-- begin Material provided --

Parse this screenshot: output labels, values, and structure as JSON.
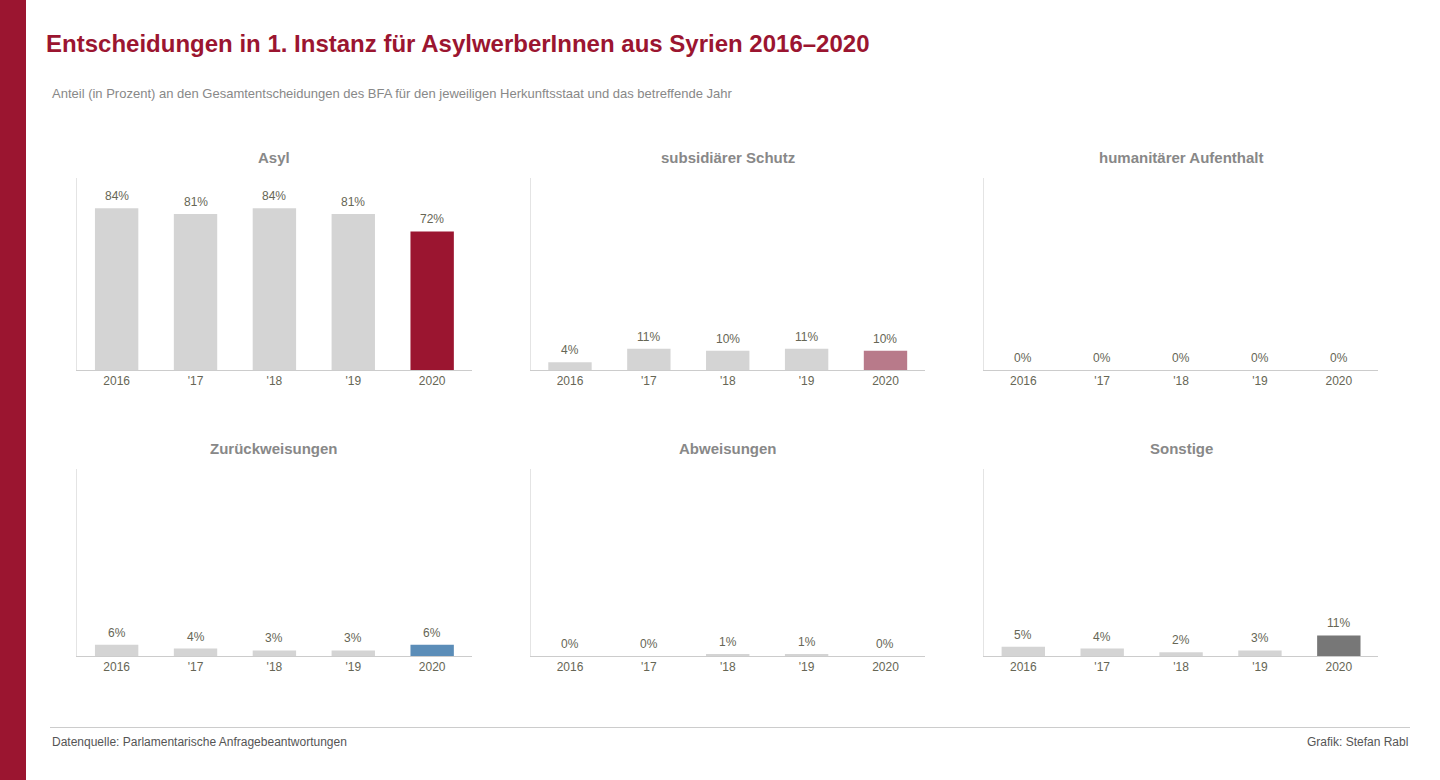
{
  "title": "Entscheidungen in 1. Instanz für AsylwerberInnen aus Syrien 2016–2020",
  "subtitle": "Anteil (in Prozent) an den Gesamtentscheidungen des BFA für den jeweiligen Herkunftsstaat und das betreffende Jahr",
  "annotations": [
    "Datenquelle: Parlamentarische Anfragebeantwortungen",
    "Grafik: Stefan Rabl"
  ],
  "chart_data": [
    {
      "type": "bar",
      "title": "Asyl",
      "categories": [
        "2016",
        "'17",
        "'18",
        "'19",
        "2020"
      ],
      "values": [
        84,
        81,
        84,
        81,
        72
      ],
      "value_labels": [
        "84%",
        "81%",
        "84%",
        "81%",
        "72%"
      ],
      "colors": [
        "#d4d4d4",
        "#d4d4d4",
        "#d4d4d4",
        "#d4d4d4",
        "#9B1530"
      ],
      "ylim": [
        0,
        100
      ],
      "data_labels": true,
      "tick_labels": "x",
      "grid": false
    },
    {
      "type": "bar",
      "title": "subsidiärer Schutz",
      "categories": [
        "2016",
        "'17",
        "'18",
        "'19",
        "2020"
      ],
      "values": [
        4,
        11,
        10,
        11,
        10
      ],
      "value_labels": [
        "4%",
        "11%",
        "10%",
        "11%",
        "10%"
      ],
      "colors": [
        "#d4d4d4",
        "#d4d4d4",
        "#d4d4d4",
        "#d4d4d4",
        "#b87a8a"
      ],
      "ylim": [
        0,
        100
      ],
      "data_labels": true,
      "tick_labels": "x",
      "grid": false
    },
    {
      "type": "bar",
      "title": "humanitärer Aufenthalt",
      "categories": [
        "2016",
        "'17",
        "'18",
        "'19",
        "2020"
      ],
      "values": [
        0,
        0,
        0,
        0,
        0
      ],
      "value_labels": [
        "0%",
        "0%",
        "0%",
        "0%",
        "0%"
      ],
      "colors": [
        "#d4d4d4",
        "#d4d4d4",
        "#d4d4d4",
        "#d4d4d4",
        "#d4d4d4"
      ],
      "ylim": [
        0,
        100
      ],
      "data_labels": true,
      "tick_labels": "x",
      "grid": false
    },
    {
      "type": "bar",
      "title": "Zurückweisungen",
      "categories": [
        "2016",
        "'17",
        "'18",
        "'19",
        "2020"
      ],
      "values": [
        6,
        4,
        3,
        3,
        6
      ],
      "value_labels": [
        "6%",
        "4%",
        "3%",
        "3%",
        "6%"
      ],
      "colors": [
        "#d4d4d4",
        "#d4d4d4",
        "#d4d4d4",
        "#d4d4d4",
        "#5b8db8"
      ],
      "ylim": [
        0,
        100
      ],
      "data_labels": true,
      "tick_labels": "x",
      "grid": false
    },
    {
      "type": "bar",
      "title": "Abweisungen",
      "categories": [
        "2016",
        "'17",
        "'18",
        "'19",
        "2020"
      ],
      "values": [
        0,
        0,
        1,
        1,
        0
      ],
      "value_labels": [
        "0%",
        "0%",
        "1%",
        "1%",
        "0%"
      ],
      "colors": [
        "#d4d4d4",
        "#d4d4d4",
        "#d4d4d4",
        "#d4d4d4",
        "#d4d4d4"
      ],
      "ylim": [
        0,
        100
      ],
      "data_labels": true,
      "tick_labels": "x",
      "grid": false
    },
    {
      "type": "bar",
      "title": "Sonstige",
      "categories": [
        "2016",
        "'17",
        "'18",
        "'19",
        "2020"
      ],
      "values": [
        5,
        4,
        2,
        3,
        11
      ],
      "value_labels": [
        "5%",
        "4%",
        "2%",
        "3%",
        "11%"
      ],
      "colors": [
        "#d4d4d4",
        "#d4d4d4",
        "#d4d4d4",
        "#d4d4d4",
        "#777777"
      ],
      "ylim": [
        0,
        100
      ],
      "data_labels": true,
      "tick_labels": "x",
      "grid": false
    }
  ]
}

-- end Material provided --

*What is expected*:
Reproduce each record above by retyping it exactly; omit all images.

*Full answer*:
Parse this screenshot: output labels, values, and structure as JSON.
{
  "title": "Entscheidungen in 1. Instanz für AsylwerberInnen aus Syrien 2016–2020",
  "subtitle": "Anteil (in Prozent) an den Gesamtentscheidungen des BFA für den jeweiligen Herkunftsstaat und das betreffende Jahr",
  "annotations": [
    "Datenquelle: Parlamentarische Anfragebeantwortungen",
    "Grafik: Stefan Rabl"
  ],
  "chart_data": [
    {
      "type": "bar",
      "title": "Asyl",
      "categories": [
        "2016",
        "'17",
        "'18",
        "'19",
        "2020"
      ],
      "values": [
        84,
        81,
        84,
        81,
        72
      ],
      "value_labels": [
        "84%",
        "81%",
        "84%",
        "81%",
        "72%"
      ],
      "colors": [
        "#d4d4d4",
        "#d4d4d4",
        "#d4d4d4",
        "#d4d4d4",
        "#9B1530"
      ],
      "ylim": [
        0,
        100
      ],
      "data_labels": true,
      "tick_labels": "x",
      "grid": false
    },
    {
      "type": "bar",
      "title": "subsidiärer Schutz",
      "categories": [
        "2016",
        "'17",
        "'18",
        "'19",
        "2020"
      ],
      "values": [
        4,
        11,
        10,
        11,
        10
      ],
      "value_labels": [
        "4%",
        "11%",
        "10%",
        "11%",
        "10%"
      ],
      "colors": [
        "#d4d4d4",
        "#d4d4d4",
        "#d4d4d4",
        "#d4d4d4",
        "#b87a8a"
      ],
      "ylim": [
        0,
        100
      ],
      "data_labels": true,
      "tick_labels": "x",
      "grid": false
    },
    {
      "type": "bar",
      "title": "humanitärer Aufenthalt",
      "categories": [
        "2016",
        "'17",
        "'18",
        "'19",
        "2020"
      ],
      "values": [
        0,
        0,
        0,
        0,
        0
      ],
      "value_labels": [
        "0%",
        "0%",
        "0%",
        "0%",
        "0%"
      ],
      "colors": [
        "#d4d4d4",
        "#d4d4d4",
        "#d4d4d4",
        "#d4d4d4",
        "#d4d4d4"
      ],
      "ylim": [
        0,
        100
      ],
      "data_labels": true,
      "tick_labels": "x",
      "grid": false
    },
    {
      "type": "bar",
      "title": "Zurückweisungen",
      "categories": [
        "2016",
        "'17",
        "'18",
        "'19",
        "2020"
      ],
      "values": [
        6,
        4,
        3,
        3,
        6
      ],
      "value_labels": [
        "6%",
        "4%",
        "3%",
        "3%",
        "6%"
      ],
      "colors": [
        "#d4d4d4",
        "#d4d4d4",
        "#d4d4d4",
        "#d4d4d4",
        "#5b8db8"
      ],
      "ylim": [
        0,
        100
      ],
      "data_labels": true,
      "tick_labels": "x",
      "grid": false
    },
    {
      "type": "bar",
      "title": "Abweisungen",
      "categories": [
        "2016",
        "'17",
        "'18",
        "'19",
        "2020"
      ],
      "values": [
        0,
        0,
        1,
        1,
        0
      ],
      "value_labels": [
        "0%",
        "0%",
        "1%",
        "1%",
        "0%"
      ],
      "colors": [
        "#d4d4d4",
        "#d4d4d4",
        "#d4d4d4",
        "#d4d4d4",
        "#d4d4d4"
      ],
      "ylim": [
        0,
        100
      ],
      "data_labels": true,
      "tick_labels": "x",
      "grid": false
    },
    {
      "type": "bar",
      "title": "Sonstige",
      "categories": [
        "2016",
        "'17",
        "'18",
        "'19",
        "2020"
      ],
      "values": [
        5,
        4,
        2,
        3,
        11
      ],
      "value_labels": [
        "5%",
        "4%",
        "2%",
        "3%",
        "11%"
      ],
      "colors": [
        "#d4d4d4",
        "#d4d4d4",
        "#d4d4d4",
        "#d4d4d4",
        "#777777"
      ],
      "ylim": [
        0,
        100
      ],
      "data_labels": true,
      "tick_labels": "x",
      "grid": false
    }
  ]
}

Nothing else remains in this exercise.